* **REQUIREMENT**:
Note each line that includes the word "szükséges". Copy those lines.

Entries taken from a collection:
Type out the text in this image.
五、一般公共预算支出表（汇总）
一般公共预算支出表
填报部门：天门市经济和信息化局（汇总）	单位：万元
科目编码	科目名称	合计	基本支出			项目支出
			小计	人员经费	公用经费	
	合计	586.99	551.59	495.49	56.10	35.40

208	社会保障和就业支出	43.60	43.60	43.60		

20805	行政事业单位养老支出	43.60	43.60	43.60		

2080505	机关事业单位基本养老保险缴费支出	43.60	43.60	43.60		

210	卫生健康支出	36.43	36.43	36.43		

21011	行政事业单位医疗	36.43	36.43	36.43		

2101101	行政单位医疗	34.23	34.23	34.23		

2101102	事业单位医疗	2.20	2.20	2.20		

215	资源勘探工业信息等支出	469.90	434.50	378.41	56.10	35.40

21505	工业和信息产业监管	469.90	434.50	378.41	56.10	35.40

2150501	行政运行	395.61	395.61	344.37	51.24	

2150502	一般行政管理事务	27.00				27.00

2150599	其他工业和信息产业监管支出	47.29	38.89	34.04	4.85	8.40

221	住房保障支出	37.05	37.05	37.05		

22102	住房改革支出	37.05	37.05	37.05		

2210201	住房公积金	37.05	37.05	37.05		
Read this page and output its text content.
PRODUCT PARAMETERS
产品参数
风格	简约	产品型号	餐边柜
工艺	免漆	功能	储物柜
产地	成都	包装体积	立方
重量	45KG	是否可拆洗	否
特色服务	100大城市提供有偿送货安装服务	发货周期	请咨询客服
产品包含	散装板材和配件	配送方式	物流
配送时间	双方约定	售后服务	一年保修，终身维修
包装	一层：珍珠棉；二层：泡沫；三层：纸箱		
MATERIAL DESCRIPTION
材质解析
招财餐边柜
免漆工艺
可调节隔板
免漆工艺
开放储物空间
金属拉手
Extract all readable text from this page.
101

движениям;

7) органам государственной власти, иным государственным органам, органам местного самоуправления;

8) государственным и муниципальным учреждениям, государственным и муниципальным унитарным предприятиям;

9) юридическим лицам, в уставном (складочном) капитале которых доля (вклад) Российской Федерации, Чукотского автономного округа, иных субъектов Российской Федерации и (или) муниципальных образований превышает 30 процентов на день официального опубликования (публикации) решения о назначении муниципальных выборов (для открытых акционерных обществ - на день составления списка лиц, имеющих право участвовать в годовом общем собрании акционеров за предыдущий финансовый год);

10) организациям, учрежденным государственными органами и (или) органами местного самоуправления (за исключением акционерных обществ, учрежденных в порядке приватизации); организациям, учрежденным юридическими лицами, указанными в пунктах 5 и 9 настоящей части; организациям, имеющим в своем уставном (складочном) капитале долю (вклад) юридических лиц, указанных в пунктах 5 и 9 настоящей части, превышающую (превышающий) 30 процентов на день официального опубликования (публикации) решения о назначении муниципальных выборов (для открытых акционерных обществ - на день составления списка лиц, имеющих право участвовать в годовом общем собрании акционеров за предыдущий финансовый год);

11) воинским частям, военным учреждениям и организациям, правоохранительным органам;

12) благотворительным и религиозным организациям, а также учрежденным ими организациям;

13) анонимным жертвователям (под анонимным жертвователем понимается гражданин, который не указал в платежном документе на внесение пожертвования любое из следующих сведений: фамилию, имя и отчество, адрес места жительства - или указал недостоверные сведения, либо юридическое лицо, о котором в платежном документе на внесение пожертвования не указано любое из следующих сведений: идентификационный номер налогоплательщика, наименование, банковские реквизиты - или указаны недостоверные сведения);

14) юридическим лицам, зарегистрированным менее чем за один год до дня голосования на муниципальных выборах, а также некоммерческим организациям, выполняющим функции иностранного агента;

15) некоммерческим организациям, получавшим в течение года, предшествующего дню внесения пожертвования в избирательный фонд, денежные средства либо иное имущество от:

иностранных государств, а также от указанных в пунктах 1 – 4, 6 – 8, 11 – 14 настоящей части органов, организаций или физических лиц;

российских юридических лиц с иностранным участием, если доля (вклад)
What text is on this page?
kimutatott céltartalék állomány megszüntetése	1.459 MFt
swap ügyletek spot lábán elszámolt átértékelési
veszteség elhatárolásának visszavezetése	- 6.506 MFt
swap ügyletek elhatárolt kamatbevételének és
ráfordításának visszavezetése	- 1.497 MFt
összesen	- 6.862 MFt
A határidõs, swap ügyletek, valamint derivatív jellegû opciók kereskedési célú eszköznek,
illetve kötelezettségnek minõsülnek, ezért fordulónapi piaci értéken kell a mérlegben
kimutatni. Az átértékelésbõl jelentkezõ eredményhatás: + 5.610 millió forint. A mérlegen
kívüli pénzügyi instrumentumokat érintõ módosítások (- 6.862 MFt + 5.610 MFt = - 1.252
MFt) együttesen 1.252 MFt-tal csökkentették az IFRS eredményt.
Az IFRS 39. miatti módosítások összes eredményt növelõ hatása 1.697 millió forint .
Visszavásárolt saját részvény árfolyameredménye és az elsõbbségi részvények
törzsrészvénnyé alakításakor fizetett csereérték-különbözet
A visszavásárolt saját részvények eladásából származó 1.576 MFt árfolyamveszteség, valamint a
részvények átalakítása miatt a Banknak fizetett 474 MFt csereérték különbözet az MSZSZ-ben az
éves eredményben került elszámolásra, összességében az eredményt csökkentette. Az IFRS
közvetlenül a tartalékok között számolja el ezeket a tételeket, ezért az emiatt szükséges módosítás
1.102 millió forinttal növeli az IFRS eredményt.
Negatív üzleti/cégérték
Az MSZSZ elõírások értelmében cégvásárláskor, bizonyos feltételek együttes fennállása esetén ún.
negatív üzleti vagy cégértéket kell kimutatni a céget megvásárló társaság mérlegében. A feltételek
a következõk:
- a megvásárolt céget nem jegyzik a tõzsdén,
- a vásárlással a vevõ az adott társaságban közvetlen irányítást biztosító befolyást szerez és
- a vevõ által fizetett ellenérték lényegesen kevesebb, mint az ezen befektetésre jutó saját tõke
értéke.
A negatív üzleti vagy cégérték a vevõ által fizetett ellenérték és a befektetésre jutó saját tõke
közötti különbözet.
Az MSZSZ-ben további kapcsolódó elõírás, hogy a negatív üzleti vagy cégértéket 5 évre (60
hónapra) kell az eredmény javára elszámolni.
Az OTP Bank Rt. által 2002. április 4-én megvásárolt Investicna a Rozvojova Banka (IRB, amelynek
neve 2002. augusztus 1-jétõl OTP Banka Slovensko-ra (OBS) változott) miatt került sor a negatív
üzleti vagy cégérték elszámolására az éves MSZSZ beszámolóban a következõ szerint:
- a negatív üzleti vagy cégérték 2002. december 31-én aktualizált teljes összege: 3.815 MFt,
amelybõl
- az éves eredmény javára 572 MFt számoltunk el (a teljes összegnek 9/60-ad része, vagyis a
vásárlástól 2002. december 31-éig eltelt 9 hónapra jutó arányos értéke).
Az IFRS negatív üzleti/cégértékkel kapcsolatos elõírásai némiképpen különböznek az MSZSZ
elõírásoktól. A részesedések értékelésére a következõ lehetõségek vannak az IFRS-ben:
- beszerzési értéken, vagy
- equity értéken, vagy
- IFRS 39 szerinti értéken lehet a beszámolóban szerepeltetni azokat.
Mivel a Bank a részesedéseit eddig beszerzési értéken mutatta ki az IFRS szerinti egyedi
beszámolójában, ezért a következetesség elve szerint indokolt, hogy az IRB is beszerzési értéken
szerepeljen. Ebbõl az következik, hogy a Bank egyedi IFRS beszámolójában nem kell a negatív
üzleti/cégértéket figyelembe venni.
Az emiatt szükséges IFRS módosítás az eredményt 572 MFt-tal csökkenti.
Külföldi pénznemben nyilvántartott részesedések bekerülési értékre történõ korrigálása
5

* **SOLUTION BELOW**:
közvetlenül a tartalékok között számolja el ezeket a tételeket, ezért az emiatt szükséges módosítás
Az emiatt szükséges IFRS módosítás az eredményt 572 MFt-tal csökkenti.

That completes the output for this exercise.